*AIM OF THE TASK:*
Below are the records; locate each line with the word "handle" and copy it.

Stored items
* Start *

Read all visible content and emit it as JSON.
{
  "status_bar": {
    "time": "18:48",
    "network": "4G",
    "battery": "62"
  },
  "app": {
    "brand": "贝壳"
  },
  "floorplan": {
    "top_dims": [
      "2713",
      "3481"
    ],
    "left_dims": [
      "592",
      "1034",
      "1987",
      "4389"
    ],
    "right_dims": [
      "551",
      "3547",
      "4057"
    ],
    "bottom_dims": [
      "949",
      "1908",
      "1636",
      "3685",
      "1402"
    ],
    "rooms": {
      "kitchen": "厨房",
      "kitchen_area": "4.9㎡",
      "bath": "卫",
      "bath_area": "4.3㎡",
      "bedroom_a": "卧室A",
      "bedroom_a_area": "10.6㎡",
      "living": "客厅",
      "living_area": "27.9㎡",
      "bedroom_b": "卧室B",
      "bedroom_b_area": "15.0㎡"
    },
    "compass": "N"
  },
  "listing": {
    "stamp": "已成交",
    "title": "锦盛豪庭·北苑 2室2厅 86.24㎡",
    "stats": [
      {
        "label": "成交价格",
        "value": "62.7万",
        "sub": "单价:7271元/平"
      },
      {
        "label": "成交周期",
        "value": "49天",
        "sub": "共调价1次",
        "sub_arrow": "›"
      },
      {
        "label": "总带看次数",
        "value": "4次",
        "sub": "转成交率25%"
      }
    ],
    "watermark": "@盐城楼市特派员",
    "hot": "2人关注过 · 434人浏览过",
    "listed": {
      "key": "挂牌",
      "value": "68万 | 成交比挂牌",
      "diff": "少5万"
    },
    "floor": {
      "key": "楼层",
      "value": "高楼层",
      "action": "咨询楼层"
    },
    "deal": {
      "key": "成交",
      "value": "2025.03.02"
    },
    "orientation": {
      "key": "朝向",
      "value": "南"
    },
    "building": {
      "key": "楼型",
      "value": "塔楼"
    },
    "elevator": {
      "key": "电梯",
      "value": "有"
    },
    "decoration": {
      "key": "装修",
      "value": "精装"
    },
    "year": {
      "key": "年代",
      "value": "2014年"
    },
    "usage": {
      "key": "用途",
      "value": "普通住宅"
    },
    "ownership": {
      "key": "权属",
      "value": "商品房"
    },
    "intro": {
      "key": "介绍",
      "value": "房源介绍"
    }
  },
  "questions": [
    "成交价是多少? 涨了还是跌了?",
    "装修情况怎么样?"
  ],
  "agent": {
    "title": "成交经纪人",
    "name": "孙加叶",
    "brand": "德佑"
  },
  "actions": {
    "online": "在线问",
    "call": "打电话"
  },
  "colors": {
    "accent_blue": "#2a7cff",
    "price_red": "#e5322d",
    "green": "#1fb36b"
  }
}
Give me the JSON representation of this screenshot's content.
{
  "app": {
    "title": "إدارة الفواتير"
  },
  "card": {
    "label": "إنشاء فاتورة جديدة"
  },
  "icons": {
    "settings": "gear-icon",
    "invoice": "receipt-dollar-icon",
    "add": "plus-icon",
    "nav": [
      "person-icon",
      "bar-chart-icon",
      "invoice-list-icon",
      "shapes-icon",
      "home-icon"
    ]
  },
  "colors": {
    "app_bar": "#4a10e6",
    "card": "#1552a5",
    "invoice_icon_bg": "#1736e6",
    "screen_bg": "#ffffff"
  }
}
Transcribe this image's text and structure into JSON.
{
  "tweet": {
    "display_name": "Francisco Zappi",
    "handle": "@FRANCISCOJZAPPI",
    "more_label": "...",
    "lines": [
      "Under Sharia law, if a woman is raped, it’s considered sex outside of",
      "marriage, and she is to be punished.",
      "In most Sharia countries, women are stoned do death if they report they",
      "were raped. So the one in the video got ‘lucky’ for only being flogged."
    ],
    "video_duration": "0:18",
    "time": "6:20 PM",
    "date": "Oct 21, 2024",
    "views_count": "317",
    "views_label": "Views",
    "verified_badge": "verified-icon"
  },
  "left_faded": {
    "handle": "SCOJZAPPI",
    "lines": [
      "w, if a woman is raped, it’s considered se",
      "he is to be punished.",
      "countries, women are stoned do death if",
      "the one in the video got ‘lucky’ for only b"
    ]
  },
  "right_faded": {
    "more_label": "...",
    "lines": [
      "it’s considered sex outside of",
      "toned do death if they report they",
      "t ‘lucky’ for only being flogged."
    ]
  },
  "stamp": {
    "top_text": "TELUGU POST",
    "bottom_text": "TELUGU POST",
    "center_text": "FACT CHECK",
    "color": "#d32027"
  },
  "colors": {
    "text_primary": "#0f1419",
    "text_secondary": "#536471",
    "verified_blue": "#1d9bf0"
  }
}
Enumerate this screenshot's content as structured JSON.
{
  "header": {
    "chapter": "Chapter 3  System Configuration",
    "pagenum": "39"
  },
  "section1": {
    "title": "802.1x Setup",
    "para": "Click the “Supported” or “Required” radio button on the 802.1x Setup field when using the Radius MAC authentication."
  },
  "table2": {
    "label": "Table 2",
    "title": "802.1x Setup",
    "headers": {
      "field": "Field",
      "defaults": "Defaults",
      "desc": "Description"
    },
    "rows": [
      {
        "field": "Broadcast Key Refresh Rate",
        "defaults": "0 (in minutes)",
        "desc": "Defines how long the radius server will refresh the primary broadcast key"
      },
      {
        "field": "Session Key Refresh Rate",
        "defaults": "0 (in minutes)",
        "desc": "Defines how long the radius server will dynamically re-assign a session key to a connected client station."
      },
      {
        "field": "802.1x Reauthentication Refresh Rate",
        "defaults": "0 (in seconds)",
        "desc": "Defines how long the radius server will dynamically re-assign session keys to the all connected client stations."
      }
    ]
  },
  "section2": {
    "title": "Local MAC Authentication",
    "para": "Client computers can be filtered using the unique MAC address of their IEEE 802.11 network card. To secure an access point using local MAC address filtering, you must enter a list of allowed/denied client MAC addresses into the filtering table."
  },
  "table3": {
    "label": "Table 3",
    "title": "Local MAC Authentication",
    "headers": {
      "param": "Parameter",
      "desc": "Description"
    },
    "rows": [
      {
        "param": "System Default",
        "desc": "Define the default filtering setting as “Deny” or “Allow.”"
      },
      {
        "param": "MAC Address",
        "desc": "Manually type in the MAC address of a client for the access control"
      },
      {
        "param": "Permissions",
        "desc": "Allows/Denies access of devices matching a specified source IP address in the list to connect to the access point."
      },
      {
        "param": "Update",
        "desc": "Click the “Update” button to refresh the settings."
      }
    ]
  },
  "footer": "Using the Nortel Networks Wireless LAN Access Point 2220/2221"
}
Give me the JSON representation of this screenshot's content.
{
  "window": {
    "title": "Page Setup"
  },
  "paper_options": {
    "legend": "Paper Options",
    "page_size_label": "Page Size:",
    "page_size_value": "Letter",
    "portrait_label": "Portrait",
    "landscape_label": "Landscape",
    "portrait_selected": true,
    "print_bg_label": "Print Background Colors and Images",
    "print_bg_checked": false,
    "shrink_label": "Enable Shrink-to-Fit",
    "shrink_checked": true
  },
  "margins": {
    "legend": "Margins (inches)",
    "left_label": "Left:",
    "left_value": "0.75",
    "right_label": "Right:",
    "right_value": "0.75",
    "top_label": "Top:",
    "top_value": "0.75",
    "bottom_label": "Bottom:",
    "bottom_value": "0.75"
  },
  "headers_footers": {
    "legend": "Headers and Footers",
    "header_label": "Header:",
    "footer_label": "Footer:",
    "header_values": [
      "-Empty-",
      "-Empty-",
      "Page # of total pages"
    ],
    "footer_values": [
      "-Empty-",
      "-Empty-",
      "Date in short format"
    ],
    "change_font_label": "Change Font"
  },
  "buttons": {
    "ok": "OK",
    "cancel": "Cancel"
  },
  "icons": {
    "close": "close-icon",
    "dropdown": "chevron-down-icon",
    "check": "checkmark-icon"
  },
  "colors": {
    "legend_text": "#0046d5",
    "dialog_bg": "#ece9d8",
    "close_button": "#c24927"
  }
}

* End *

*EXERCISE ANSWER:*
    "handle": "@FRANCISCOJZAPPI",
    "handle": "SCOJZAPPI",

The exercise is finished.